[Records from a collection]

## start

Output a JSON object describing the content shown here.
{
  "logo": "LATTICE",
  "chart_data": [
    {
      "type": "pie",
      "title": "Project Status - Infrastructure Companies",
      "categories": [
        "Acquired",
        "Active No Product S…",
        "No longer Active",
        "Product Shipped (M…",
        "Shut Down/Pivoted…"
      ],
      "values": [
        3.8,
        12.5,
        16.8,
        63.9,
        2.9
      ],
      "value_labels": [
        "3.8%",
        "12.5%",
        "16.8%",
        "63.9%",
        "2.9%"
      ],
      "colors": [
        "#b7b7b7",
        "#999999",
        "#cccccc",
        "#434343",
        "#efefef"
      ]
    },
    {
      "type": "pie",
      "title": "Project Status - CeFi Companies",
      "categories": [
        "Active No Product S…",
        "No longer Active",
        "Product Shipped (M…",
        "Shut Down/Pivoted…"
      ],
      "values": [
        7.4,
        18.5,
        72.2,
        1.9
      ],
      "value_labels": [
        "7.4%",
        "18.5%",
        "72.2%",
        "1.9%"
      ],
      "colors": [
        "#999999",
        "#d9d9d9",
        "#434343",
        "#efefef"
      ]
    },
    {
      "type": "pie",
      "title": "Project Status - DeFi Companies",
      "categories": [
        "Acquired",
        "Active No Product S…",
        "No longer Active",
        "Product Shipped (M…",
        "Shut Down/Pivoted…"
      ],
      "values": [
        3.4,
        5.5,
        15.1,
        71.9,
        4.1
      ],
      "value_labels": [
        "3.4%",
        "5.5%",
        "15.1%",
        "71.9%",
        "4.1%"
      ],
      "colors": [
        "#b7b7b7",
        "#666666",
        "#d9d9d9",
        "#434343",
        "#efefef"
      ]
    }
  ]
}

## end

* _REQUEST_: Everything in the listing above should be restated exactly.

* _FINAL RESULT_:
Output a JSON object describing the content shown here.
{
  "logo": "LATTICE",
  "chart_data": [
    {
      "type": "pie",
      "title": "Project Status - Infrastructure Companies",
      "categories": [
        "Acquired",
        "Active No Product S…",
        "No longer Active",
        "Product Shipped (M…",
        "Shut Down/Pivoted…"
      ],
      "values": [
        3.8,
        12.5,
        16.8,
        63.9,
        2.9
      ],
      "value_labels": [
        "3.8%",
        "12.5%",
        "16.8%",
        "63.9%",
        "2.9%"
      ],
      "colors": [
        "#b7b7b7",
        "#999999",
        "#cccccc",
        "#434343",
        "#efefef"
      ]
    },
    {
      "type": "pie",
      "title": "Project Status - CeFi Companies",
      "categories": [
        "Active No Product S…",
        "No longer Active",
        "Product Shipped (M…",
        "Shut Down/Pivoted…"
      ],
      "values": [
        7.4,
        18.5,
        72.2,
        1.9
      ],
      "value_labels": [
        "7.4%",
        "18.5%",
        "72.2%",
        "1.9%"
      ],
      "colors": [
        "#999999",
        "#d9d9d9",
        "#434343",
        "#efefef"
      ]
    },
    {
      "type": "pie",
      "title": "Project Status - DeFi Companies",
      "categories": [
        "Acquired",
        "Active No Product S…",
        "No longer Active",
        "Product Shipped (M…",
        "Shut Down/Pivoted…"
      ],
      "values": [
        3.4,
        5.5,
        15.1,
        71.9,
        4.1
      ],
      "value_labels": [
        "3.4%",
        "5.5%",
        "15.1%",
        "71.9%",
        "4.1%"
      ],
      "colors": [
        "#b7b7b7",
        "#666666",
        "#d9d9d9",
        "#434343",
        "#efefef"
      ]
    }
  ]
}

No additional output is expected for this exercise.